- [WHAT IS NEEDED]:
Output the data exactly, with every line intact.
--- start of DATA SHOWN ---
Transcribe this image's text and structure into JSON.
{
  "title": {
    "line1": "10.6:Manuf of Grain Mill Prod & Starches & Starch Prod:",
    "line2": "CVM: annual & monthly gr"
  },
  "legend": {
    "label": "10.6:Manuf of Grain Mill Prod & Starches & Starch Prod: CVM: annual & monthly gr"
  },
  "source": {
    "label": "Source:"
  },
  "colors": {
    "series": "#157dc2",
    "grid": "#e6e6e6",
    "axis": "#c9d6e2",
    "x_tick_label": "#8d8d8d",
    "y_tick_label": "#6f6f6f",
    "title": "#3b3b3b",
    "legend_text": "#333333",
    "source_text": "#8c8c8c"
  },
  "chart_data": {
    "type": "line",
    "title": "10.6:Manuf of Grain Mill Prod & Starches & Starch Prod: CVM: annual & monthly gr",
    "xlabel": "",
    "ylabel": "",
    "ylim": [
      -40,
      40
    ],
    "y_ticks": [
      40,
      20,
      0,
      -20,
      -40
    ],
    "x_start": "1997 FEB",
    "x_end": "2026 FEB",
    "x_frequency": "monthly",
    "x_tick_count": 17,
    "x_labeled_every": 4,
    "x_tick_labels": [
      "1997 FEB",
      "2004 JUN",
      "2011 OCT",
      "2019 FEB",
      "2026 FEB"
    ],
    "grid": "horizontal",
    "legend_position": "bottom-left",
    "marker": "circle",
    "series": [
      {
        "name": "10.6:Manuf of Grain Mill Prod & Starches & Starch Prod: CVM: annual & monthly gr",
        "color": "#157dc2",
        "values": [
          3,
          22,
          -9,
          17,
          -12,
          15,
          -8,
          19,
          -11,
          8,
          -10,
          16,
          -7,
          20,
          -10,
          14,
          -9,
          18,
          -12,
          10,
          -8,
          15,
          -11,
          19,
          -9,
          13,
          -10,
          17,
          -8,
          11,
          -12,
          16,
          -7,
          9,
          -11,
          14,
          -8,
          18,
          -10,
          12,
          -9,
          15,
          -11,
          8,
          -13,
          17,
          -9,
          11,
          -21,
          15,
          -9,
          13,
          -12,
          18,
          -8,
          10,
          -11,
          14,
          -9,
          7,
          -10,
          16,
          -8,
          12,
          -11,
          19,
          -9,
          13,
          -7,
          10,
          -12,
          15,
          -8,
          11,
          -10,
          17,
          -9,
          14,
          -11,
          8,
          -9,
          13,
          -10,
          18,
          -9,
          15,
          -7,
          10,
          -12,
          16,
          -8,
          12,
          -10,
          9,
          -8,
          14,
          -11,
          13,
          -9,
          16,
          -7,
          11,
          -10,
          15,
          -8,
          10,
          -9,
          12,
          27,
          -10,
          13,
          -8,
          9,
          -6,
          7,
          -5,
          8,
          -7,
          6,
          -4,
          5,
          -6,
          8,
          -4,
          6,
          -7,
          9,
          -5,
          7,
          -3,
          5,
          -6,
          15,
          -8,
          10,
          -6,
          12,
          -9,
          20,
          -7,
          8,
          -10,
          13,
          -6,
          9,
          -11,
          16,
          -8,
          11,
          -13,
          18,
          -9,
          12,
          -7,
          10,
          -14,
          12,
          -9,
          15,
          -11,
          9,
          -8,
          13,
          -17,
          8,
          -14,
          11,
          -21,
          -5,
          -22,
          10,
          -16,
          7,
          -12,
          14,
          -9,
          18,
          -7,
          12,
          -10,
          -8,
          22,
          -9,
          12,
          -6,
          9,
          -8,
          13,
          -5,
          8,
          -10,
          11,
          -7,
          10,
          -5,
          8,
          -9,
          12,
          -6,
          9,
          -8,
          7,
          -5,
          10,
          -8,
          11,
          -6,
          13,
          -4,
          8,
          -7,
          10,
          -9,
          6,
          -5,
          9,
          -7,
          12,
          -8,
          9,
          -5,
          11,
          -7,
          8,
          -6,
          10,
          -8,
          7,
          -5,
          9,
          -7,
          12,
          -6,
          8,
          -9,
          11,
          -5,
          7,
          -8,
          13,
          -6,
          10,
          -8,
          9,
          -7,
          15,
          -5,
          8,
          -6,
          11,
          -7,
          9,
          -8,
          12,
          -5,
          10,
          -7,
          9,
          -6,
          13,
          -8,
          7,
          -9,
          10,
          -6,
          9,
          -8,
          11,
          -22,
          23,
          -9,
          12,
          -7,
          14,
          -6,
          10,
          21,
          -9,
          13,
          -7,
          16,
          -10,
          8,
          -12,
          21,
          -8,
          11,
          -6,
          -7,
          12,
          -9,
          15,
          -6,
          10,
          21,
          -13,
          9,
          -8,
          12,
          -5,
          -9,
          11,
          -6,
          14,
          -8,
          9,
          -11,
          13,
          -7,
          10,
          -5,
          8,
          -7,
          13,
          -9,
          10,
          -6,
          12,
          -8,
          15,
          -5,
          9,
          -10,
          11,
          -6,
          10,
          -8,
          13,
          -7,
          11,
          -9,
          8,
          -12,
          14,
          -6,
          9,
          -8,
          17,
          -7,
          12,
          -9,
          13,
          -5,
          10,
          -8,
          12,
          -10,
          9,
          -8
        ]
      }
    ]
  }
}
--- end of DATA SHOWN ---
- [WRITTEN ANSWER]:
Transcribe this image's text and structure into JSON.
{
  "title": {
    "line1": "10.6:Manuf of Grain Mill Prod & Starches & Starch Prod:",
    "line2": "CVM: annual & monthly gr"
  },
  "legend": {
    "label": "10.6:Manuf of Grain Mill Prod & Starches & Starch Prod: CVM: annual & monthly gr"
  },
  "source": {
    "label": "Source:"
  },
  "colors": {
    "series": "#157dc2",
    "grid": "#e6e6e6",
    "axis": "#c9d6e2",
    "x_tick_label": "#8d8d8d",
    "y_tick_label": "#6f6f6f",
    "title": "#3b3b3b",
    "legend_text": "#333333",
    "source_text": "#8c8c8c"
  },
  "chart_data": {
    "type": "line",
    "title": "10.6:Manuf of Grain Mill Prod & Starches & Starch Prod: CVM: annual & monthly gr",
    "xlabel": "",
    "ylabel": "",
    "ylim": [
      -40,
      40
    ],
    "y_ticks": [
      40,
      20,
      0,
      -20,
      -40
    ],
    "x_start": "1997 FEB",
    "x_end": "2026 FEB",
    "x_frequency": "monthly",
    "x_tick_count": 17,
    "x_labeled_every": 4,
    "x_tick_labels": [
      "1997 FEB",
      "2004 JUN",
      "2011 OCT",
      "2019 FEB",
      "2026 FEB"
    ],
    "grid": "horizontal",
    "legend_position": "bottom-left",
    "marker": "circle",
    "series": [
      {
        "name": "10.6:Manuf of Grain Mill Prod & Starches & Starch Prod: CVM: annual & monthly gr",
        "color": "#157dc2",
        "values": [
          3,
          22,
          -9,
          17,
          -12,
          15,
          -8,
          19,
          -11,
          8,
          -10,
          16,
          -7,
          20,
          -10,
          14,
          -9,
          18,
          -12,
          10,
          -8,
          15,
          -11,
          19,
          -9,
          13,
          -10,
          17,
          -8,
          11,
          -12,
          16,
          -7,
          9,
          -11,
          14,
          -8,
          18,
          -10,
          12,
          -9,
          15,
          -11,
          8,
          -13,
          17,
          -9,
          11,
          -21,
          15,
          -9,
          13,
          -12,
          18,
          -8,
          10,
          -11,
          14,
          -9,
          7,
          -10,
          16,
          -8,
          12,
          -11,
          19,
          -9,
          13,
          -7,
          10,
          -12,
          15,
          -8,
          11,
          -10,
          17,
          -9,
          14,
          -11,
          8,
          -9,
          13,
          -10,
          18,
          -9,
          15,
          -7,
          10,
          -12,
          16,
          -8,
          12,
          -10,
          9,
          -8,
          14,
          -11,
          13,
          -9,
          16,
          -7,
          11,
          -10,
          15,
          -8,
          10,
          -9,
          12,
          27,
          -10,
          13,
          -8,
          9,
          -6,
          7,
          -5,
          8,
          -7,
          6,
          -4,
          5,
          -6,
          8,
          -4,
          6,
          -7,
          9,
          -5,
          7,
          -3,
          5,
          -6,
          15,
          -8,
          10,
          -6,
          12,
          -9,
          20,
          -7,
          8,
          -10,
          13,
          -6,
          9,
          -11,
          16,
          -8,
          11,
          -13,
          18,
          -9,
          12,
          -7,
          10,
          -14,
          12,
          -9,
          15,
          -11,
          9,
          -8,
          13,
          -17,
          8,
          -14,
          11,
          -21,
          -5,
          -22,
          10,
          -16,
          7,
          -12,
          14,
          -9,
          18,
          -7,
          12,
          -10,
          -8,
          22,
          -9,
          12,
          -6,
          9,
          -8,
          13,
          -5,
          8,
          -10,
          11,
          -7,
          10,
          -5,
          8,
          -9,
          12,
          -6,
          9,
          -8,
          7,
          -5,
          10,
          -8,
          11,
          -6,
          13,
          -4,
          8,
          -7,
          10,
          -9,
          6,
          -5,
          9,
          -7,
          12,
          -8,
          9,
          -5,
          11,
          -7,
          8,
          -6,
          10,
          -8,
          7,
          -5,
          9,
          -7,
          12,
          -6,
          8,
          -9,
          11,
          -5,
          7,
          -8,
          13,
          -6,
          10,
          -8,
          9,
          -7,
          15,
          -5,
          8,
          -6,
          11,
          -7,
          9,
          -8,
          12,
          -5,
          10,
          -7,
          9,
          -6,
          13,
          -8,
          7,
          -9,
          10,
          -6,
          9,
          -8,
          11,
          -22,
          23,
          -9,
          12,
          -7,
          14,
          -6,
          10,
          21,
          -9,
          13,
          -7,
          16,
          -10,
          8,
          -12,
          21,
          -8,
          11,
          -6,
          -7,
          12,
          -9,
          15,
          -6,
          10,
          21,
          -13,
          9,
          -8,
          12,
          -5,
          -9,
          11,
          -6,
          14,
          -8,
          9,
          -11,
          13,
          -7,
          10,
          -5,
          8,
          -7,
          13,
          -9,
          10,
          -6,
          12,
          -8,
          15,
          -5,
          9,
          -10,
          11,
          -6,
          10,
          -8,
          13,
          -7,
          11,
          -9,
          8,
          -12,
          14,
          -6,
          9,
          -8,
          17,
          -7,
          12,
          -9,
          13,
          -5,
          10,
          -8,
          12,
          -10,
          9,
          -8
        ]
      }
    ]
  }
}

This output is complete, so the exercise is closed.